Write out each line in which the string "this" is present.

** Begin **

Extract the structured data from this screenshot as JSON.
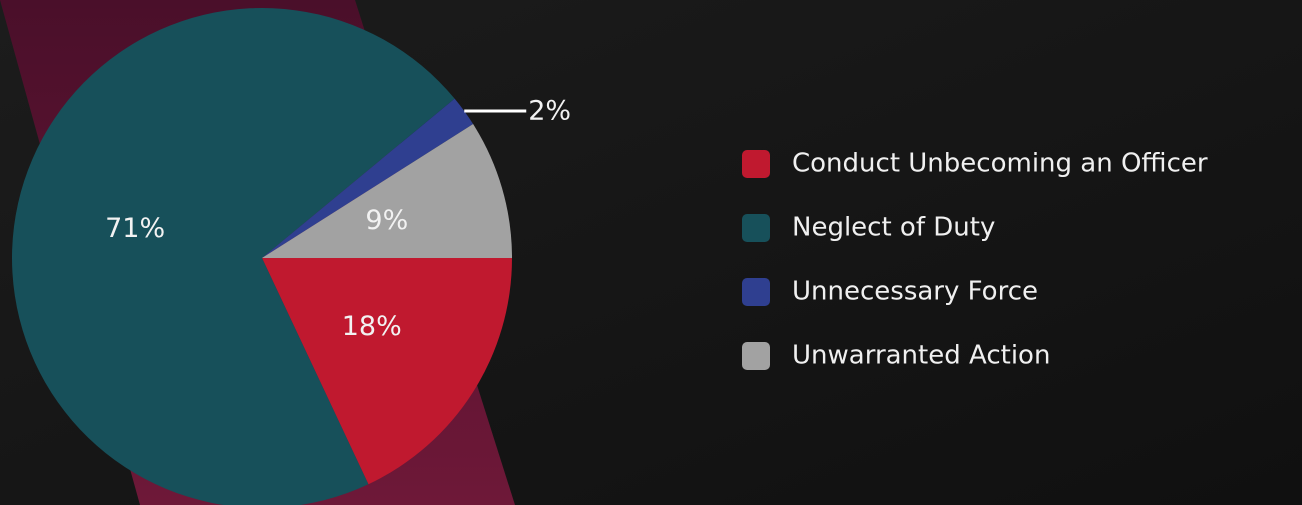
{
  "chart_data": {
    "type": "pie",
    "categories": [
      "Conduct Unbecoming an Officer",
      "Neglect of Duty",
      "Unnecessary Force",
      "Unwarranted Action"
    ],
    "values": [
      18,
      71,
      2,
      9
    ],
    "value_labels": [
      "18%",
      "71%",
      "2%",
      "9%"
    ],
    "colors": [
      "#c0192f",
      "#17505a",
      "#2f3f90",
      "#a2a2a2"
    ],
    "legend": "right"
  }
}
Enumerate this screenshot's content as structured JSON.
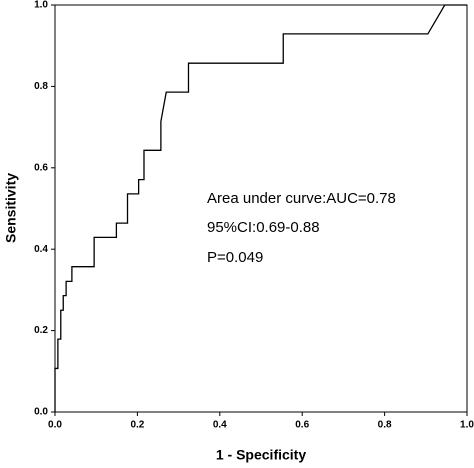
{
  "chart_data": {
    "type": "line",
    "xlabel": "1 - Specificity",
    "ylabel": "Sensitivity",
    "annotations": [
      "Area under curve:AUC=0.78",
      "95%CI:0.69-0.88",
      "P=0.049"
    ],
    "color": "#000000",
    "x": [
      0,
      0,
      0.007,
      0.007,
      0.014,
      0.014,
      0.02,
      0.02,
      0.027,
      0.027,
      0.041,
      0.041,
      0.095,
      0.095,
      0.149,
      0.149,
      0.176,
      0.176,
      0.203,
      0.203,
      0.216,
      0.216,
      0.257,
      0.257,
      0.27,
      0.324,
      0.324,
      0.554,
      0.554,
      0.905,
      0.946,
      1
    ],
    "values": [
      0,
      0.107,
      0.107,
      0.179,
      0.179,
      0.25,
      0.25,
      0.286,
      0.286,
      0.321,
      0.321,
      0.357,
      0.357,
      0.429,
      0.429,
      0.464,
      0.464,
      0.536,
      0.536,
      0.571,
      0.571,
      0.643,
      0.643,
      0.714,
      0.786,
      0.786,
      0.857,
      0.857,
      0.929,
      0.929,
      1,
      1
    ],
    "xlim": [
      0,
      1
    ],
    "ylim": [
      0,
      1
    ],
    "xticks": [
      {
        "value": 0,
        "label": "0.0"
      },
      0.2,
      0.4,
      0.6,
      0.8,
      {
        "value": 1,
        "label": "1.0"
      }
    ],
    "yticks": [
      {
        "value": 0,
        "label": "0.0"
      },
      0.2,
      0.4,
      0.6,
      0.8,
      {
        "value": 1,
        "label": "1.0"
      }
    ]
  }
}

** End **

- _RESULT OF THE EXERCISE_:
Extract the structured data from this screenshot as JSON.
Enumerate this screenshot's content as structured JSON.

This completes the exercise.